Exercício curto 1 - Copie o discurso abaixo na íntegra, por favor, sem mudar nada.

Trecho do texto -
E é com esse sentimento de honestidade, de confiança e de respeito que me dirijo a cada uma das Sras. Deputadas, a cada um dos Srs. Deputados, à minha família, aos meus amigos, aos meus companheiros e ao povo brasileiro, para prestar conta desse episódio, para tentar convencê-los de que a circunstância muitas vezes leva-nos a um questionamento profundo. E há mudanças para as quais temos de estar abertos.
O filósofo espanhol Ortega y Gasset cravou, no século passado, a máxima utilizada no mundo todo de que o homem é um eu e sua circunstância. E completou dizendo que a vida e a circunstância integram o próprio homem e que, portanto, viver é viver em alguma circunstância.
E vejam os senhores em que circunstância eu me encontro hoje. Tenho 22 anos de mandato. A metade da minha vida, um pouco mais, eu me entreguei para esta ação – e me entreguei com prazer, não reclamo disso. Fui Vereador, Líder da bancada na minha cidade, DeputadoEstadual, Líder da bancada no meu Estado, Deputado Federal, Líder da bancada nesta Câmara dos Deputados e me transformei Presidente da Câmara. Fui Presidente do meu partido no meu Estado, dirigente do meu partido no meu Município, dirigente no meu partido no Plano Nacional.

Entradas exibidas -
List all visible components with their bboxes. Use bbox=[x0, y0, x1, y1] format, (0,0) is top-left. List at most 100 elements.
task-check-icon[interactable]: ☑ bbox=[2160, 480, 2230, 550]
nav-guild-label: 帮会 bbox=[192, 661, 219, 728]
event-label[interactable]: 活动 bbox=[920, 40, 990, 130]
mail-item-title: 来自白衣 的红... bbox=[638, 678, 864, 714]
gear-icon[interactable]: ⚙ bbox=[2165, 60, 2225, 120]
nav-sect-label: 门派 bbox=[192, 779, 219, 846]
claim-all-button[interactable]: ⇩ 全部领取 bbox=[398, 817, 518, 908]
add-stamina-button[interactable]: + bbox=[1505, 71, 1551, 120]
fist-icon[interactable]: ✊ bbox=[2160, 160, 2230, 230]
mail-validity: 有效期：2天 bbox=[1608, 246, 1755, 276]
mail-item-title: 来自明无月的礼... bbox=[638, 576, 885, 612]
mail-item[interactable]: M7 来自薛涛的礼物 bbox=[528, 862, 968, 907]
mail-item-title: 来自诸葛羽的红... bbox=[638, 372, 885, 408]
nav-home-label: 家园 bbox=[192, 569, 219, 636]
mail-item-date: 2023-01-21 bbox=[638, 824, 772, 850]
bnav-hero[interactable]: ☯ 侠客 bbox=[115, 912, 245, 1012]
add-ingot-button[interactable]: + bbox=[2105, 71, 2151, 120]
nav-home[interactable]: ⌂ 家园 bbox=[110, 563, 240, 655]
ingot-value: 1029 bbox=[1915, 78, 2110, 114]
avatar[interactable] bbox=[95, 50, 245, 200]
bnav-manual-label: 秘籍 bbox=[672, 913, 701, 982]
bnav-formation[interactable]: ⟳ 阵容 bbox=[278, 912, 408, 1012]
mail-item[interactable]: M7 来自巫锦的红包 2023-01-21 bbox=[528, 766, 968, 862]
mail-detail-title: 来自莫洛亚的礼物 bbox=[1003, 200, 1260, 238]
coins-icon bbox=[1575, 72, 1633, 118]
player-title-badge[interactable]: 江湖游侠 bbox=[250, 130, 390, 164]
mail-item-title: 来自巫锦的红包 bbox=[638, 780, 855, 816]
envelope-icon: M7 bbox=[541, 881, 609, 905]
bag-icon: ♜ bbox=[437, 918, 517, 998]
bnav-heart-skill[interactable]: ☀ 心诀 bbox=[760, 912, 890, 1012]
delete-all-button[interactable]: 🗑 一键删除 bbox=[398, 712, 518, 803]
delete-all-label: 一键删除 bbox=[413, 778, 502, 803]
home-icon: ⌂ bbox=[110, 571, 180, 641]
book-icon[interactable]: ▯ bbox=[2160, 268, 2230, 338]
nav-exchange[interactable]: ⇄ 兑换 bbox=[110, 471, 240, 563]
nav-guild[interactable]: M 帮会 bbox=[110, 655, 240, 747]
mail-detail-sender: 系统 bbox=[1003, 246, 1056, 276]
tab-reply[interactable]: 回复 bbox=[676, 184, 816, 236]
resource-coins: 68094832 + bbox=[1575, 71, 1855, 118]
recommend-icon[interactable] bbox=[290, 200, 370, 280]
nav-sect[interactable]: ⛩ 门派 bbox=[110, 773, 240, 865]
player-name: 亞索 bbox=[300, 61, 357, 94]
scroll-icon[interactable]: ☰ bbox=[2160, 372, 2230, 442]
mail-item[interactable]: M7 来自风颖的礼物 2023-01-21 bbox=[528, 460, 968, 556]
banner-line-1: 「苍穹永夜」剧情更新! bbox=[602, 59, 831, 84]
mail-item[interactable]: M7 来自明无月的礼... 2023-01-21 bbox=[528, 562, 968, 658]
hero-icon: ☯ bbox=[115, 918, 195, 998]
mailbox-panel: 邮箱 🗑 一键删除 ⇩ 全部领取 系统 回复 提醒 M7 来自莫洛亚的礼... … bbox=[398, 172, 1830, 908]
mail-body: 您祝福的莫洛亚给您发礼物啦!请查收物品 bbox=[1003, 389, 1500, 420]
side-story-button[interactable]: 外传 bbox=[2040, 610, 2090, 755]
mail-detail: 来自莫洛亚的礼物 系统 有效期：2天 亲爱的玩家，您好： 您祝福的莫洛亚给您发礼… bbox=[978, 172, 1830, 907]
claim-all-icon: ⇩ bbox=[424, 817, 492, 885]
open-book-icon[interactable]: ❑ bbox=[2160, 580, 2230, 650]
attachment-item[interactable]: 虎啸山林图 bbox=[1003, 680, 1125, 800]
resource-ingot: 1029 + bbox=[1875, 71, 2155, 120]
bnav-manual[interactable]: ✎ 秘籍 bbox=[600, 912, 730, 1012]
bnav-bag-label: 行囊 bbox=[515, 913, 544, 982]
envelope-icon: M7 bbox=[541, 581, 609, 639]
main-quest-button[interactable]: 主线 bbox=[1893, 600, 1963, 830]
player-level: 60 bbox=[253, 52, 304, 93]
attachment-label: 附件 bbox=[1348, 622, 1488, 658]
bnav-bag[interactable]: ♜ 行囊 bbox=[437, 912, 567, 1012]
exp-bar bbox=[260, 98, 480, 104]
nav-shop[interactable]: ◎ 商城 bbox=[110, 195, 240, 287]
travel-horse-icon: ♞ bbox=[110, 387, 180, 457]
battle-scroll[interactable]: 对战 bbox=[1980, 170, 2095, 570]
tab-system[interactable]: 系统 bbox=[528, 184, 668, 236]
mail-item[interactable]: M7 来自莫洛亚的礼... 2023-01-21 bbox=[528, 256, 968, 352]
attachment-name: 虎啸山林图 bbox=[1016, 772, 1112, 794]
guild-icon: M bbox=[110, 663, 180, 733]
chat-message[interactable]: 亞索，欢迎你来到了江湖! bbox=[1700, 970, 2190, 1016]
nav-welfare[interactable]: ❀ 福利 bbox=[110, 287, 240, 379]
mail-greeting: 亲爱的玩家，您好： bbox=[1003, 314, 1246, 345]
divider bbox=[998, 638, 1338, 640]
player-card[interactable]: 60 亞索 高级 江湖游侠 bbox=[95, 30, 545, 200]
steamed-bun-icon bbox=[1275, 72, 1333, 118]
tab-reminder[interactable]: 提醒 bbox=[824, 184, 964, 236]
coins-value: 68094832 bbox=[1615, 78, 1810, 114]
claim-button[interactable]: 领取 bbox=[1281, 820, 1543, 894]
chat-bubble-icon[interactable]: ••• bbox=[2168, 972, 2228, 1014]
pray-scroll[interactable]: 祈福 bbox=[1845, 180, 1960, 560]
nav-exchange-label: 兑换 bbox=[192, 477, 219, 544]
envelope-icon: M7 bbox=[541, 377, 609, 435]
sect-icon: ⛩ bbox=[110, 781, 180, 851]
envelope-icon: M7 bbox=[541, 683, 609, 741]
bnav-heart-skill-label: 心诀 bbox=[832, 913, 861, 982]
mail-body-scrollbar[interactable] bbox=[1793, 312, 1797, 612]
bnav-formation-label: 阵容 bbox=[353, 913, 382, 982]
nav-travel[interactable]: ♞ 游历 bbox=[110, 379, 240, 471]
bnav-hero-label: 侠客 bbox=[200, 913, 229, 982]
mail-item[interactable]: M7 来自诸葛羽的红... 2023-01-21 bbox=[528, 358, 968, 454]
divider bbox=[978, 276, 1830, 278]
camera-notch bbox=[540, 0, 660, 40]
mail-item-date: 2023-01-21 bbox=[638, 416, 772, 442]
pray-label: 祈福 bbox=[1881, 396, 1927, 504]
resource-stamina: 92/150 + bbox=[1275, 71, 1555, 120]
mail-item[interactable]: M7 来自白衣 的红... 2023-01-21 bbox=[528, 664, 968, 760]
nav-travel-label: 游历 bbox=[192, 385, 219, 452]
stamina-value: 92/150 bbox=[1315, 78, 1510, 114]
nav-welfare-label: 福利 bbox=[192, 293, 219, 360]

Exercício curto 2 - Repita fielmente as entradas acima, do início até a linha que contém "mail-item[interactable]: M7 来自薛涛的礼物", com essa linha incluída.

Resposta correta 1 -
E é com esse sentimento de honestidade, de confiança e de respeito que me dirijo a cada uma das Sras. Deputadas, a cada um dos Srs. Deputados, à minha família, aos meus amigos, aos meus companheiros e ao povo brasileiro, para prestar conta desse episódio, para tentar convencê-los de que a circunstância muitas vezes leva-nos a um questionamento profundo. E há mudanças para as quais temos de estar abertos.
O filósofo espanhol Ortega y Gasset cravou, no século passado, a máxima utilizada no mundo todo de que o homem é um eu e sua circunstância. E completou dizendo que a vida e a circunstância integram o próprio homem e que, portanto, viver é viver em alguma circunstância.
E vejam os senhores em que circunstância eu me encontro hoje. Tenho 22 anos de mandato. A metade da minha vida, um pouco mais, eu me entreguei para esta ação – e me entreguei com prazer, não reclamo disso. Fui Vereador, Líder da bancada na minha cidade, DeputadoEstadual, Líder da bancada no meu Estado, Deputado Federal, Líder da bancada nesta Câmara dos Deputados e me transformei Presidente da Câmara. Fui Presidente do meu partido no meu Estado, dirigente do meu partido no meu Município, dirigente no meu partido no Plano Nacional.

Resposta correta 2 -
List all visible components with their bboxes. Use bbox=[x0, y0, x1, y1] format, (0,0) is top-left. List at most 100 elements.
task-check-icon[interactable]: ☑ bbox=[2160, 480, 2230, 550]
nav-guild-label: 帮会 bbox=[192, 661, 219, 728]
event-label[interactable]: 活动 bbox=[920, 40, 990, 130]
mail-item-title: 来自白衣 的红... bbox=[638, 678, 864, 714]
gear-icon[interactable]: ⚙ bbox=[2165, 60, 2225, 120]
nav-sect-label: 门派 bbox=[192, 779, 219, 846]
claim-all-button[interactable]: ⇩ 全部领取 bbox=[398, 817, 518, 908]
add-stamina-button[interactable]: + bbox=[1505, 71, 1551, 120]
fist-icon[interactable]: ✊ bbox=[2160, 160, 2230, 230]
mail-validity: 有效期：2天 bbox=[1608, 246, 1755, 276]
mail-item-title: 来自明无月的礼... bbox=[638, 576, 885, 612]
mail-item[interactable]: M7 来自薛涛的礼物 bbox=[528, 862, 968, 907]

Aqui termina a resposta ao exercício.